66 FLRA No. 4                                                                                                                                                                                                           
 
AMERICAN FEDERATION
OF GOVERNMENT EMPLOYEES
NATIONAL BORDER PATROL COUNCIL
(Union)
 
and
 
UNITED STATES
DEPARTMENT OF HOMELAND SECURITY
U.S. BUREAU OF CUSTOMS AND
BORDER PROTECTION
OFFICE OF BORDER PATROL
WASHINGTON, D.C.
(Agency)
 
0-AR-4700
 
_____
 
DECISION
 
August 12, 2011
 
_____
 
Before the Authority:  Carol Waller Pope, Chairman, and
Thomas M. Beck and Ernest DuBester, Members
 
I.             Statement of the Case
 
This matter is before the Authority on exceptions to an award of Arbitrator Jay D. Goldstein filed by the Union under § 7122(a) of the Federal Service Labor-Management Relations Statute (the Statute) and part 2425 of the Authority’s Regulations.  The Agency filed an opposition to the Union’s exceptions. 
 
The Arbitrator found that the Agency violated the parties’ collective bargaining agreement (CBA) by failing to provide the Union with notice and an opportunity to bargain over the impact and implementation of a Marine Standardization Manual (MSM).[1]  The Arbitrator directed the parties to bargain, but denied the Union’s request for a status quo ante remedy.  For the reasons set forth below, we deny the Union’s exceptions.

Raw data:
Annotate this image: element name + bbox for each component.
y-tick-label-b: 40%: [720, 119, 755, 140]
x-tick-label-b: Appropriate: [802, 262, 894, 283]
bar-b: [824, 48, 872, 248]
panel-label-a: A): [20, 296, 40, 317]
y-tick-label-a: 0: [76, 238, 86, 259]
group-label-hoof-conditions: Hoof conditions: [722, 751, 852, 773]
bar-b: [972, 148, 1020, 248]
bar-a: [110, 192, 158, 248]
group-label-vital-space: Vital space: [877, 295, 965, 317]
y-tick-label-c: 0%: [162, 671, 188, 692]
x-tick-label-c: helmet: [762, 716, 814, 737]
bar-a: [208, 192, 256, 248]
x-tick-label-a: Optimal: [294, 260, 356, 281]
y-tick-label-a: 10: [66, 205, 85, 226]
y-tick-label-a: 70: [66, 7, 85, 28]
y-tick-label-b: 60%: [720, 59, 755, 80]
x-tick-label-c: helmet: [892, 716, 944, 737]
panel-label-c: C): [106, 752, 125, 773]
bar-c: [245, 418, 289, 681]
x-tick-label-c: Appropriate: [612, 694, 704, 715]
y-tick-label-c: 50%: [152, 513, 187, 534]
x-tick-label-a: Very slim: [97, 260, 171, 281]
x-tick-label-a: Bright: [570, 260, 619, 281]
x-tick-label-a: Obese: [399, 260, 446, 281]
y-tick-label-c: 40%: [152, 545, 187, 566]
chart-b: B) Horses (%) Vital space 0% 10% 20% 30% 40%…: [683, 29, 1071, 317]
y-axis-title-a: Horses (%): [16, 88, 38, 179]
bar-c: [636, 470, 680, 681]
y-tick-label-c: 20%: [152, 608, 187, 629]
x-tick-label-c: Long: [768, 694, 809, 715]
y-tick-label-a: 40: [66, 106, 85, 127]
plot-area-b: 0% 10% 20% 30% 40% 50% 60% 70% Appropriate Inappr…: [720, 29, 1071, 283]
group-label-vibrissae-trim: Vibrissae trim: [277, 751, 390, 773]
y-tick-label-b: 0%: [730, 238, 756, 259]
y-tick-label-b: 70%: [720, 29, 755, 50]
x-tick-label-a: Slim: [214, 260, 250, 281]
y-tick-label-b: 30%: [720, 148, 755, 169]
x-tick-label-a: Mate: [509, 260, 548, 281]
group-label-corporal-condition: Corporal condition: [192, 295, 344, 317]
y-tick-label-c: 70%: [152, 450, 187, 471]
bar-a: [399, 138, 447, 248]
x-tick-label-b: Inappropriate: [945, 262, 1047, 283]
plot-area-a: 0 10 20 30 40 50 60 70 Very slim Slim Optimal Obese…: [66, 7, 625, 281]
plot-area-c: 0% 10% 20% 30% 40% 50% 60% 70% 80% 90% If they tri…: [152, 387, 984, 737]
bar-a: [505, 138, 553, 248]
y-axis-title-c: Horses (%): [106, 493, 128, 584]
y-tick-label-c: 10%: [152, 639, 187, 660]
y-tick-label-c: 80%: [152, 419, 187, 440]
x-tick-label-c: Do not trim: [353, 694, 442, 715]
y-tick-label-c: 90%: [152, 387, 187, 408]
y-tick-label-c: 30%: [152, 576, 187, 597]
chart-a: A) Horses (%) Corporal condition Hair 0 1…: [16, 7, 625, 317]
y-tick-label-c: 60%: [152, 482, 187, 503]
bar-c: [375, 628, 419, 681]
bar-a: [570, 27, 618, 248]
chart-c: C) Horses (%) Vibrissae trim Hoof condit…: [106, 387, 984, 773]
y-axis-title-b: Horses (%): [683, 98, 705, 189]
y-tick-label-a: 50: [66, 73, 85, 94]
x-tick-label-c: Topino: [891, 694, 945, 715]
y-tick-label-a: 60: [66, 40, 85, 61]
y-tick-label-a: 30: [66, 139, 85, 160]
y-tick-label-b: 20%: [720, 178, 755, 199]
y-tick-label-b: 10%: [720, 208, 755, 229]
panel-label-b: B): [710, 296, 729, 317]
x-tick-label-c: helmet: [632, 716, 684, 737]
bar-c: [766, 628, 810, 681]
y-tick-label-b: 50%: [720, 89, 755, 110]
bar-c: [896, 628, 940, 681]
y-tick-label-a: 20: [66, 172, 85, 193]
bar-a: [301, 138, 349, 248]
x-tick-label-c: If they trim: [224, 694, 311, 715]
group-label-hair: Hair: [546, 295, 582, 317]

Task to complete: According to the FLRA decision, which remedy requested by the Union did the Arbitrator deny?

Task response: A status quo ante remedy.